■ GIVEN TASK
Write out only the lines from the line containing "Serialize everything readable" to the end of the listing below, both included, exactly as they stand. Drop the pictures.

■ DATA EXTRACT
■ ■ ■

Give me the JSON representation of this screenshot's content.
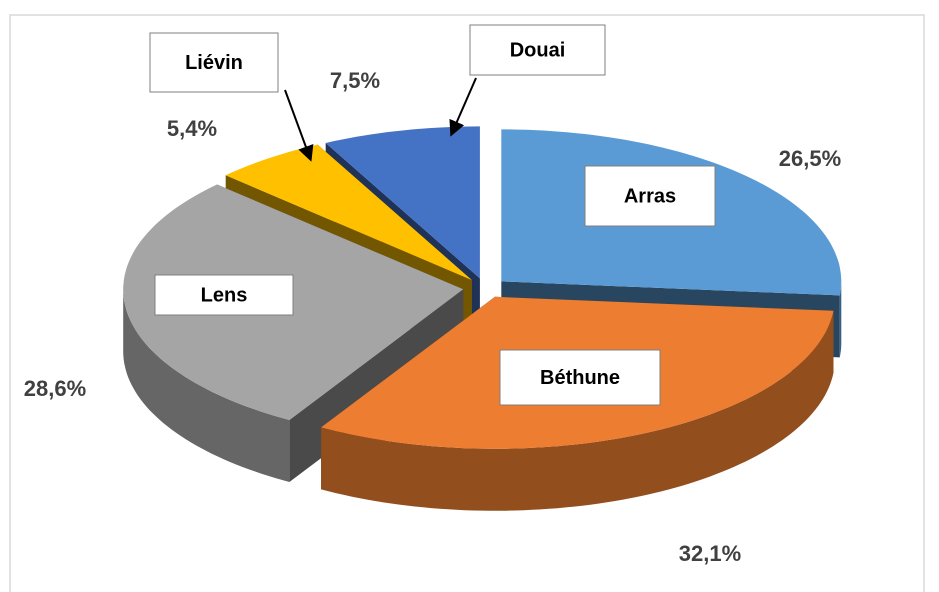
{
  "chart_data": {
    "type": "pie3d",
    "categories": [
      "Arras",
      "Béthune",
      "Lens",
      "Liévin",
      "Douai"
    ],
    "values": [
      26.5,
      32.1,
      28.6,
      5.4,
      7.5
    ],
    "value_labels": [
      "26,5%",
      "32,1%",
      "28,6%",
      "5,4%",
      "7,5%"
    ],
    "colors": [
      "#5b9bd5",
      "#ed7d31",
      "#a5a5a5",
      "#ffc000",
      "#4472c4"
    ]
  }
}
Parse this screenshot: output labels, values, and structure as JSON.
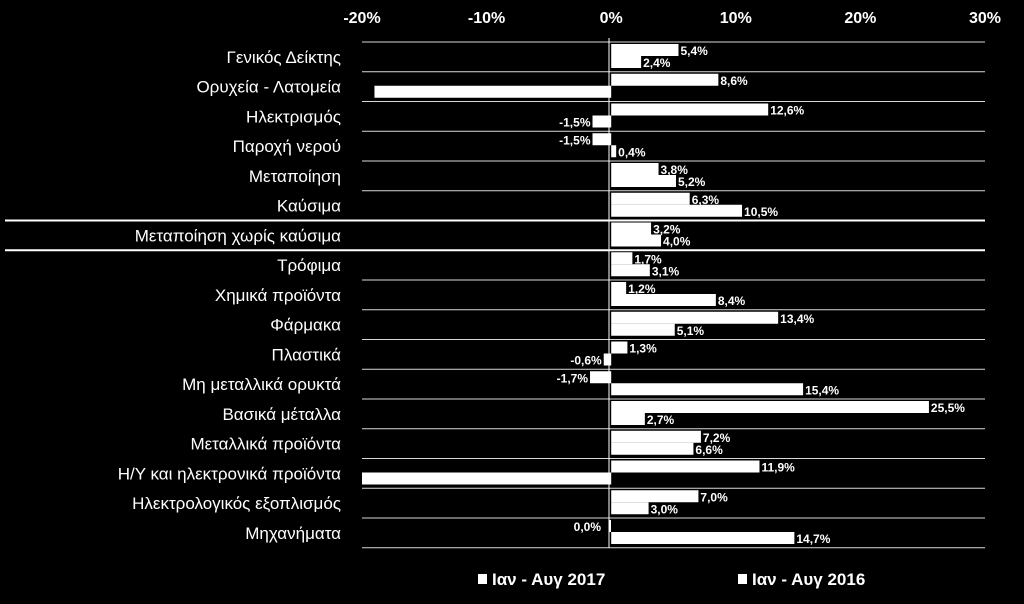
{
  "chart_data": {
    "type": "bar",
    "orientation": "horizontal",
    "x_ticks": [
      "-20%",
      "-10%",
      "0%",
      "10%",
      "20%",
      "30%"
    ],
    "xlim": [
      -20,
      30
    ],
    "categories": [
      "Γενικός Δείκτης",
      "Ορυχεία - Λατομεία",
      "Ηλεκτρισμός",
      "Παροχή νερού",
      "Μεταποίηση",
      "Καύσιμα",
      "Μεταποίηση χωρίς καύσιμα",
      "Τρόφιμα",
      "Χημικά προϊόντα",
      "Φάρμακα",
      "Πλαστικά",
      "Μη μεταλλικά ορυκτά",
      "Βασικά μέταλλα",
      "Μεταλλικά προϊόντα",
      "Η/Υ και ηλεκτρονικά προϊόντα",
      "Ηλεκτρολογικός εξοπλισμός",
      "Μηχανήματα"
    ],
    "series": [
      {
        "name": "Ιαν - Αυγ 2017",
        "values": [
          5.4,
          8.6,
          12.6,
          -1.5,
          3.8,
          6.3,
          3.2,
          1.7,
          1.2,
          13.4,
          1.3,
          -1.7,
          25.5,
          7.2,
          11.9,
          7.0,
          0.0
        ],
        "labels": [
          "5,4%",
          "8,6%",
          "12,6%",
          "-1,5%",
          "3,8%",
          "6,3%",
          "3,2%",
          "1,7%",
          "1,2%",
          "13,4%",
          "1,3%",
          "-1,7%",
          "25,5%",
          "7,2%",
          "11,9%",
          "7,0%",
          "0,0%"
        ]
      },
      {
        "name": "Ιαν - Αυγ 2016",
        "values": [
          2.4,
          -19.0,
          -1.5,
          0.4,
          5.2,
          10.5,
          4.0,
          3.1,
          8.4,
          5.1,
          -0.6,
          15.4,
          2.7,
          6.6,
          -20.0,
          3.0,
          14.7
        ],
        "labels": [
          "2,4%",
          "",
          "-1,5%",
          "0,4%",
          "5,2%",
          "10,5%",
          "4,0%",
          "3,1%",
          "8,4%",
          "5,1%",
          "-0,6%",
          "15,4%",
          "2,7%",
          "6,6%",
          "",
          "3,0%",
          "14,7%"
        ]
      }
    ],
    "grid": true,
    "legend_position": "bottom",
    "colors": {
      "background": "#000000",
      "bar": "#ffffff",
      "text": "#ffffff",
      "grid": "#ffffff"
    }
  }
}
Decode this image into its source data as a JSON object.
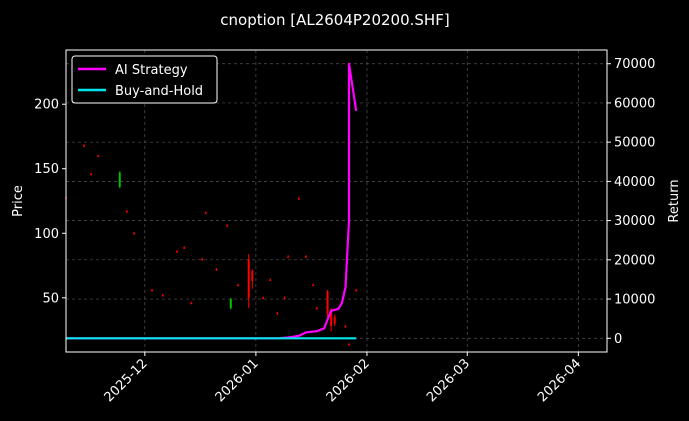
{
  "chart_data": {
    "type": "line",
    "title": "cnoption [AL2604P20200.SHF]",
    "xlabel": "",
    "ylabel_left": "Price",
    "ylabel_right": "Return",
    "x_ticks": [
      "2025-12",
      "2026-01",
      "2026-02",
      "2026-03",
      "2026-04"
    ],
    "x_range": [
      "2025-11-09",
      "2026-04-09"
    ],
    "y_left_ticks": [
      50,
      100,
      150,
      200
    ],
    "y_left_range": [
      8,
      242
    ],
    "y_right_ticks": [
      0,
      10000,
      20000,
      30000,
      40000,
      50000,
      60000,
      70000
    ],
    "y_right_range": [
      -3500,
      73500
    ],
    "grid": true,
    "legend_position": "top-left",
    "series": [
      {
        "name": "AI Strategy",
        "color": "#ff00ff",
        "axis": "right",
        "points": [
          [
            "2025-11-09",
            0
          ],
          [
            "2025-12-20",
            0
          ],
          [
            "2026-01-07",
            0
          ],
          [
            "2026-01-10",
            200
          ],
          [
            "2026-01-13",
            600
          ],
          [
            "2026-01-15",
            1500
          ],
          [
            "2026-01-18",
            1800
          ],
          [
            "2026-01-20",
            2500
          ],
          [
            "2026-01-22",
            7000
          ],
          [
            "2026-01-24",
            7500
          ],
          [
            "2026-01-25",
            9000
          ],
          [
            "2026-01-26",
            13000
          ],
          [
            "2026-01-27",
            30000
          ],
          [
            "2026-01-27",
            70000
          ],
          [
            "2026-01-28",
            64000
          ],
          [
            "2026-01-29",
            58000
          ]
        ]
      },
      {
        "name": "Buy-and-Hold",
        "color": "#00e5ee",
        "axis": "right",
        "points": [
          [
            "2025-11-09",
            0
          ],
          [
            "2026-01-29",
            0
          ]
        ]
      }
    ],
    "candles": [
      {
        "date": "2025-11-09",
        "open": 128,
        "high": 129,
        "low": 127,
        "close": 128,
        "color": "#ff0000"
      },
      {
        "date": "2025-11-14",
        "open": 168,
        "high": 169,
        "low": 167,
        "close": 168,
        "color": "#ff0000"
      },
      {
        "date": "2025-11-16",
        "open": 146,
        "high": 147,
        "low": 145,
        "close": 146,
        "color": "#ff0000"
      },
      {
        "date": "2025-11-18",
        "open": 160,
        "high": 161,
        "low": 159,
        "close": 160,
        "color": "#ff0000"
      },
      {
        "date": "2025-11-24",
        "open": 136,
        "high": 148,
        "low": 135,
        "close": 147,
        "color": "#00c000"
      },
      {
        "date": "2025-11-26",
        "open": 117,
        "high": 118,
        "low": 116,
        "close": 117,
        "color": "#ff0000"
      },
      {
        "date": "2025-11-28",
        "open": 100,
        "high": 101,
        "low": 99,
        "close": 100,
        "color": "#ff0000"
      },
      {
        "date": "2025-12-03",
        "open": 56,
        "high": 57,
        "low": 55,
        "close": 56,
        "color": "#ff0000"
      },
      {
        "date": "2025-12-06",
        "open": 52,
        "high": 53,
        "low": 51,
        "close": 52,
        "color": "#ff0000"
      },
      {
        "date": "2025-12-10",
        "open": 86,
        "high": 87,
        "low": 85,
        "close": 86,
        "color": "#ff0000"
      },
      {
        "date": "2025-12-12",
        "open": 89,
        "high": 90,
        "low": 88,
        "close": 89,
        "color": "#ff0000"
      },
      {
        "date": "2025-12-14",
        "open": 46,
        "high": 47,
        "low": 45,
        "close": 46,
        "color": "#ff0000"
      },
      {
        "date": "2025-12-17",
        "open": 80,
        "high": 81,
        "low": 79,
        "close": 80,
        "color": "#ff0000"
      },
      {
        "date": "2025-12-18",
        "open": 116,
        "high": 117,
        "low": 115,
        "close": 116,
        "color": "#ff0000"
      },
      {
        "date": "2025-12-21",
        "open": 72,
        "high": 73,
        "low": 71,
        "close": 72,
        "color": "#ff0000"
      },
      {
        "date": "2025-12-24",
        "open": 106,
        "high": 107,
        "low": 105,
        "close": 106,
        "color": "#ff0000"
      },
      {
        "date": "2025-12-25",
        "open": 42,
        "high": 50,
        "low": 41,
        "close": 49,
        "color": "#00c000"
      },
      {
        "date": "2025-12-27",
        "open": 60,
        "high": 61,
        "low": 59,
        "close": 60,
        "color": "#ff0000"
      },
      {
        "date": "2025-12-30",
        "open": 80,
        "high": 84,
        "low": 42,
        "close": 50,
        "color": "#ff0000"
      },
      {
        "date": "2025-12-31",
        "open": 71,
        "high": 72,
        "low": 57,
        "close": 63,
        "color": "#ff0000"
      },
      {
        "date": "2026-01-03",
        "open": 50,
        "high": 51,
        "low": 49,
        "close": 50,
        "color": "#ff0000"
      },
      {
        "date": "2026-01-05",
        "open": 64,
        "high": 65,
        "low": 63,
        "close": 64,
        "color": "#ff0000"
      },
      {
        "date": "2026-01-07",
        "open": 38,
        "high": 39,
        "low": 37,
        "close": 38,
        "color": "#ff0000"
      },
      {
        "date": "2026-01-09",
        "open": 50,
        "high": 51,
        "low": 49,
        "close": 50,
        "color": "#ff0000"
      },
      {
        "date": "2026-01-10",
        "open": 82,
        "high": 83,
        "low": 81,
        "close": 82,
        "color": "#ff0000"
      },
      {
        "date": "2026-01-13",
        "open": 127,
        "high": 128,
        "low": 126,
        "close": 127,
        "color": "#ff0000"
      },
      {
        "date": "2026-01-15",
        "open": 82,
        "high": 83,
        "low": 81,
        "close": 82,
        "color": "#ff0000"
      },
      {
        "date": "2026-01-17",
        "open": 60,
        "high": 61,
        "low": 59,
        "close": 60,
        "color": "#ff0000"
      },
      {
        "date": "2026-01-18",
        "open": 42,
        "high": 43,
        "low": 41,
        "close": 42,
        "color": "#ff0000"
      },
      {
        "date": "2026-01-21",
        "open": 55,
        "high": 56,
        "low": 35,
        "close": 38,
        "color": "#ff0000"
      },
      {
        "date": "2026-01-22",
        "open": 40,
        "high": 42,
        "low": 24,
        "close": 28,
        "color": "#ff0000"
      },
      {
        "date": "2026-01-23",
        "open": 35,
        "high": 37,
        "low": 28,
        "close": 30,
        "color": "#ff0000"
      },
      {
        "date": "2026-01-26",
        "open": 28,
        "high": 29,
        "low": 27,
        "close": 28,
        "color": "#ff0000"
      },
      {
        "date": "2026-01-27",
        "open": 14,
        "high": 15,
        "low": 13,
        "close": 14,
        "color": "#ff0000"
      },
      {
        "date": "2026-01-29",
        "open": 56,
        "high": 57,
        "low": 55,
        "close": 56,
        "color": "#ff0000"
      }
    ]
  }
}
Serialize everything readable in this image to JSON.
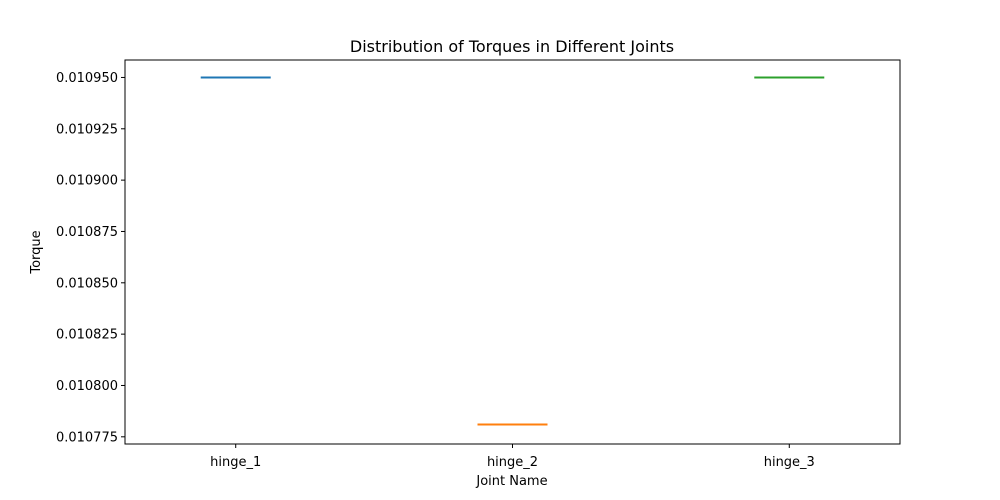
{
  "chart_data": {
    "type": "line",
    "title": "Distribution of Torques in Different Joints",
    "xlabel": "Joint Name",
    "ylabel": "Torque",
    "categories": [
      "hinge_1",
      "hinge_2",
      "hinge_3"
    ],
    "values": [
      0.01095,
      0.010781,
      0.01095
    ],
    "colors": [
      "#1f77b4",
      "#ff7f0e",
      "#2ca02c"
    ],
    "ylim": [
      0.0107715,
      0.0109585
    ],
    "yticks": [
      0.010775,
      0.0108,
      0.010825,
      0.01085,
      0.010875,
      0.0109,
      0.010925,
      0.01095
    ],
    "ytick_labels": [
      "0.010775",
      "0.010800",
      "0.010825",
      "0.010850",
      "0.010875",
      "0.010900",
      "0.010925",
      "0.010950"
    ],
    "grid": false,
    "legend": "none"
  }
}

■ ■ ■

■ EXPECTED ANSWER
Serialize everything readable in this image to JSON.
{
  "chart_data": {
    "type": "line",
    "title": "Distribution of Torques in Different Joints",
    "xlabel": "Joint Name",
    "ylabel": "Torque",
    "categories": [
      "hinge_1",
      "hinge_2",
      "hinge_3"
    ],
    "values": [
      0.01095,
      0.010781,
      0.01095
    ],
    "colors": [
      "#1f77b4",
      "#ff7f0e",
      "#2ca02c"
    ],
    "ylim": [
      0.0107715,
      0.0109585
    ],
    "yticks": [
      0.010775,
      0.0108,
      0.010825,
      0.01085,
      0.010875,
      0.0109,
      0.010925,
      0.01095
    ],
    "ytick_labels": [
      "0.010775",
      "0.010800",
      "0.010825",
      "0.010850",
      "0.010875",
      "0.010900",
      "0.010925",
      "0.010950"
    ],
    "grid": false,
    "legend": "none"
  }
}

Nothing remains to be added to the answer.